=== Exercise directions ===
Look through the records and report how many lines include the word "What", with no other words.

=== Dataset entries ===
::::

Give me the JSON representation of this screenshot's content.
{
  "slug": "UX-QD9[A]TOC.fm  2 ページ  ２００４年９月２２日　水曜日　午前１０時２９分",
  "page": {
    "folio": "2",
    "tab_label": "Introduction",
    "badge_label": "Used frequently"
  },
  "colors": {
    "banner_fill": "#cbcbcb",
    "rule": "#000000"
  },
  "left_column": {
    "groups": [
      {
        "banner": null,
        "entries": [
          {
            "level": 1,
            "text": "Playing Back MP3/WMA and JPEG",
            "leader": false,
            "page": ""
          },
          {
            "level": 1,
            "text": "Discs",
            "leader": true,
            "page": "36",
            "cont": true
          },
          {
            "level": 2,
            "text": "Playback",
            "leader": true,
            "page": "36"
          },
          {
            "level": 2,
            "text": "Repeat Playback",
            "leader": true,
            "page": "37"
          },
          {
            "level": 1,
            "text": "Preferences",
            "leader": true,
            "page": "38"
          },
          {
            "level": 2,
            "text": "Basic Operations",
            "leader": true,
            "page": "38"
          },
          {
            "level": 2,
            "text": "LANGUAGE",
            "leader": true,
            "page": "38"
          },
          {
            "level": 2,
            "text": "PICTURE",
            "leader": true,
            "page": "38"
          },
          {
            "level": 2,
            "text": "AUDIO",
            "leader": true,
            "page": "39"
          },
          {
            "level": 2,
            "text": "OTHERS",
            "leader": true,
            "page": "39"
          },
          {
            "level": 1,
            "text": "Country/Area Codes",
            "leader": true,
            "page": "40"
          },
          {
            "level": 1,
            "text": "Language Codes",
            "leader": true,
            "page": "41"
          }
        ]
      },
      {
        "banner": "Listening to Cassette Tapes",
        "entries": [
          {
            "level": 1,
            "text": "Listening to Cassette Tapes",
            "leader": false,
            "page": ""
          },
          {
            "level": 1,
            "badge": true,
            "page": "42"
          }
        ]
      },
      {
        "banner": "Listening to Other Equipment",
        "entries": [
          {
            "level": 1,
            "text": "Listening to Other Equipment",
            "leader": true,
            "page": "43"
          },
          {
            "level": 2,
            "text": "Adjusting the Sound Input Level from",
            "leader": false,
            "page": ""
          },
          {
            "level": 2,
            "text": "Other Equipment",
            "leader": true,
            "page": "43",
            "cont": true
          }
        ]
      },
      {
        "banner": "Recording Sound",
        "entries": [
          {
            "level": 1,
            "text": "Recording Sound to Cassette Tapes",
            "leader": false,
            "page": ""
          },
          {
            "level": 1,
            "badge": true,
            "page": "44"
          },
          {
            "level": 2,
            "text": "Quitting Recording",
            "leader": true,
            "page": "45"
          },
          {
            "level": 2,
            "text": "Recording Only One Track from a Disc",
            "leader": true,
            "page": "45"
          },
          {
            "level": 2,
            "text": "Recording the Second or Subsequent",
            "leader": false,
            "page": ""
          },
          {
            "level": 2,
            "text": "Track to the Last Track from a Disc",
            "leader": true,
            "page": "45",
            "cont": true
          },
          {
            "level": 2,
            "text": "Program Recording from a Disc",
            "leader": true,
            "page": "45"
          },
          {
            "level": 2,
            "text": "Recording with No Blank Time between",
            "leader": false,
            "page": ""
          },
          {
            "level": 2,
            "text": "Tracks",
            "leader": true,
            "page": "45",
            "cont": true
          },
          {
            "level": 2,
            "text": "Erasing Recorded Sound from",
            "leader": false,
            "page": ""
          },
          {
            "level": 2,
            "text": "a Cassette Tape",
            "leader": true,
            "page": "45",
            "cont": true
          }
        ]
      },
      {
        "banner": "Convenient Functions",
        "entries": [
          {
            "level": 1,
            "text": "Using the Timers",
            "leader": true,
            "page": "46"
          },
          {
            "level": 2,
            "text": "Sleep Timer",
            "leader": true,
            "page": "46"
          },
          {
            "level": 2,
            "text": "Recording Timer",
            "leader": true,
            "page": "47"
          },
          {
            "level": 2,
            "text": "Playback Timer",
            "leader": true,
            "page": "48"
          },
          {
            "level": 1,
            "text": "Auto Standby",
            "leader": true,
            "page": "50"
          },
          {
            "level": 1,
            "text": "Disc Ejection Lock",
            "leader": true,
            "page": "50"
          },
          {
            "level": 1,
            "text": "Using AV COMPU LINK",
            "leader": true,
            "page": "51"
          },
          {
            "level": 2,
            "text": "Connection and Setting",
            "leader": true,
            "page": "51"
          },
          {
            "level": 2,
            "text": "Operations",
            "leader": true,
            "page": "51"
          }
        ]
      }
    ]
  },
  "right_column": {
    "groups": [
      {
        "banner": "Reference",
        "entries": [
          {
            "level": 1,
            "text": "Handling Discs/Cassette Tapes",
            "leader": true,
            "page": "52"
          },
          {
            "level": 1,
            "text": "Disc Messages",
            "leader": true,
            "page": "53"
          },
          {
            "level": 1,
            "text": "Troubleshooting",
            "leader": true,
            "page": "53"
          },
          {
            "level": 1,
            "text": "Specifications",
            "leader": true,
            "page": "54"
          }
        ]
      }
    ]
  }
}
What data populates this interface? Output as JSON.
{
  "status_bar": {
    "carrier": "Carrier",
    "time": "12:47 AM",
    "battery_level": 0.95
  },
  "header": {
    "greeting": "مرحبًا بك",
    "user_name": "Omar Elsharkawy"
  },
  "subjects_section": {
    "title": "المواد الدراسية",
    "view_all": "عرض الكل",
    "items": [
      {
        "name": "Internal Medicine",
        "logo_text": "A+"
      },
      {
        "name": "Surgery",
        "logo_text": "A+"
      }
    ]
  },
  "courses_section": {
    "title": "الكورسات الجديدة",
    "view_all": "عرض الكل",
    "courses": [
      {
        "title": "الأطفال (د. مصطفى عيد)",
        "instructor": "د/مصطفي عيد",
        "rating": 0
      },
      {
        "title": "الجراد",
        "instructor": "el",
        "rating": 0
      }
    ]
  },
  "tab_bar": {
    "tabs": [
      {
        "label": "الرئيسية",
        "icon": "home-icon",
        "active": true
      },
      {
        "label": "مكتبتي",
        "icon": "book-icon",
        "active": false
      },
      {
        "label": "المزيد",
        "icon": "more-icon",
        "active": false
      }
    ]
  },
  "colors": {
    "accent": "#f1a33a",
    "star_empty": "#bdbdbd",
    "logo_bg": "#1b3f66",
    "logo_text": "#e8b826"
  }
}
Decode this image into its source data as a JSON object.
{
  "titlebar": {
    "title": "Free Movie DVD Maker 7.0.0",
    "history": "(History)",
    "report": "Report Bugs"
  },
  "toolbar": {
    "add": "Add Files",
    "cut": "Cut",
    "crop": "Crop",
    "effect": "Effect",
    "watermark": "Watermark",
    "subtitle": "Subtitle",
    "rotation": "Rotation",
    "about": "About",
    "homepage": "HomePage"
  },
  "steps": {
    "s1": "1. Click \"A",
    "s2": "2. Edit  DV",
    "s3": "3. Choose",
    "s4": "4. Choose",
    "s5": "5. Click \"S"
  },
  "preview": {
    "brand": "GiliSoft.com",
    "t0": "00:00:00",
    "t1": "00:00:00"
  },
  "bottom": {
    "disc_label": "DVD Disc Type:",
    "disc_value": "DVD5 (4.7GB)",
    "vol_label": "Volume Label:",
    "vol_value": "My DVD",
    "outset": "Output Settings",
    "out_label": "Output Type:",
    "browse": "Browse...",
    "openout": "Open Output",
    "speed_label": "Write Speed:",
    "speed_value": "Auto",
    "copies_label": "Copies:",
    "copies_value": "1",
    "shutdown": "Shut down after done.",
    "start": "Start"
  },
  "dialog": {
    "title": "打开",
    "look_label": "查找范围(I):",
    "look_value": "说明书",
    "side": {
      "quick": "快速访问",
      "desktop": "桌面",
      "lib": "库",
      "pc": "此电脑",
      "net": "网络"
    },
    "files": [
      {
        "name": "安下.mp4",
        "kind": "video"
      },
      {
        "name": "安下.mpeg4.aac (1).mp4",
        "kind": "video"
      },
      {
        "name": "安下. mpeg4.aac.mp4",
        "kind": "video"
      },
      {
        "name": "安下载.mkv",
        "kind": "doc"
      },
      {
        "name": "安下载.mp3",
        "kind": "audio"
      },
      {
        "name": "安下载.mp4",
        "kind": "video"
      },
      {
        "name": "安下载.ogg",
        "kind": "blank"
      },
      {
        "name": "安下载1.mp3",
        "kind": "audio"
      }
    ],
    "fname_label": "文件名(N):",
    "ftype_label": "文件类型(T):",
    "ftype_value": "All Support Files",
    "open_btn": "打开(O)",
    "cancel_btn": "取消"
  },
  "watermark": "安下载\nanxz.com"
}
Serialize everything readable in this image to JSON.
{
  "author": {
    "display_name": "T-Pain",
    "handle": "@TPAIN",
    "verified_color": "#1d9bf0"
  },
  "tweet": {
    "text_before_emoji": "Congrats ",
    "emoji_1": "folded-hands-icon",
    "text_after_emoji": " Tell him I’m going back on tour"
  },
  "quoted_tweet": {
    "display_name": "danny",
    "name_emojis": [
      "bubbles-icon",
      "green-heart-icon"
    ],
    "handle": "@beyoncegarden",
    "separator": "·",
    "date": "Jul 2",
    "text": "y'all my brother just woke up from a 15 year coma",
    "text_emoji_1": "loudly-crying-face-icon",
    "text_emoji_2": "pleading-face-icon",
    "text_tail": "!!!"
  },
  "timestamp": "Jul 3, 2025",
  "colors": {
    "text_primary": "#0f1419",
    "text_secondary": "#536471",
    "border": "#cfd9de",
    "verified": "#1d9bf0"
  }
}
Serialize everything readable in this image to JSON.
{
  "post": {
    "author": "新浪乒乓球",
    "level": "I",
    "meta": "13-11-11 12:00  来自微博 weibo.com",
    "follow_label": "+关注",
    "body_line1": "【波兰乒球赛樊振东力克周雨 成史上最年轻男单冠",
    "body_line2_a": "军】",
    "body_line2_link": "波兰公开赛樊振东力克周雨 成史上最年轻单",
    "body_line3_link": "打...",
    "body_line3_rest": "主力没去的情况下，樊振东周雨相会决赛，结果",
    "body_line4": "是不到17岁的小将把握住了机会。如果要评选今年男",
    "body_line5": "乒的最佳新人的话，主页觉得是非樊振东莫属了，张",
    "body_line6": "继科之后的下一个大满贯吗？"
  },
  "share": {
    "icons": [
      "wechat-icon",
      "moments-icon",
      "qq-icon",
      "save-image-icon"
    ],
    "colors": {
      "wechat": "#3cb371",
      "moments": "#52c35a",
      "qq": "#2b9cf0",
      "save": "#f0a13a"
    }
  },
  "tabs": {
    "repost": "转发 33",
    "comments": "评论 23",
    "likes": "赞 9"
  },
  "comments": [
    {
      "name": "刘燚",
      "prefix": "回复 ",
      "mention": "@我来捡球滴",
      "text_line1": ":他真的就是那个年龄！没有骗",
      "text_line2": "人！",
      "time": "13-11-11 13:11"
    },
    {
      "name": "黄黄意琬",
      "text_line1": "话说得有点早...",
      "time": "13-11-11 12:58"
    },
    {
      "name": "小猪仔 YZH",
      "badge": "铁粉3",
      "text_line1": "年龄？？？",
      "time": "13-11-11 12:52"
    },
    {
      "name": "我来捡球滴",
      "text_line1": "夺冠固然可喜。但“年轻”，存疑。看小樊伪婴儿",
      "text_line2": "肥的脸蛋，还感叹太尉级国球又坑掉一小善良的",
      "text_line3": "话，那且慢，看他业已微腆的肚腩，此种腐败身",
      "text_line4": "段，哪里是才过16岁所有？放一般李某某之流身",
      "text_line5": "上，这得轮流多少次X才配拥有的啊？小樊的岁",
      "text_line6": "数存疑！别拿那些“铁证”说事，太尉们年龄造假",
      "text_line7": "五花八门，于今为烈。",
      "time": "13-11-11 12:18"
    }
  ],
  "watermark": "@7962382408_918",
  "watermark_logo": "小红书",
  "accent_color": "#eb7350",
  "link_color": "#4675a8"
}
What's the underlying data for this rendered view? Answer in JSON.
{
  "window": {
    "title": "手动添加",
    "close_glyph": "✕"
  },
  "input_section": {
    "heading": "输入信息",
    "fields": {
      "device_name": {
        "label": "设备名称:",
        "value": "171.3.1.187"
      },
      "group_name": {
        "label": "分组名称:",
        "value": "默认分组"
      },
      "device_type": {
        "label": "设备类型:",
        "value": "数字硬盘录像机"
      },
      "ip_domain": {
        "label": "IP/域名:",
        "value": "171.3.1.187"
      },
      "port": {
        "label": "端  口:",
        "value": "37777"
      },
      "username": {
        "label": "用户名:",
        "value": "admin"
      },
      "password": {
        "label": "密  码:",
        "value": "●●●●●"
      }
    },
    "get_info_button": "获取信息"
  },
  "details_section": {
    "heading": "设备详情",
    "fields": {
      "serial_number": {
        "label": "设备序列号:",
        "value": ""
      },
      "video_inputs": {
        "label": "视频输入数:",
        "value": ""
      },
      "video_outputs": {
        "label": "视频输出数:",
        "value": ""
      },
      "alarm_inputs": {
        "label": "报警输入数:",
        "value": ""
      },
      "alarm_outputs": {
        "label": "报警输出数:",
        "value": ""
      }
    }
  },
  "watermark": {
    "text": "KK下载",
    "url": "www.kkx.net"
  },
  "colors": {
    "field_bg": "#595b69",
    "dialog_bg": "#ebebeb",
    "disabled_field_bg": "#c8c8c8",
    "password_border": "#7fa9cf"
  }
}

::::

=== The response ===
2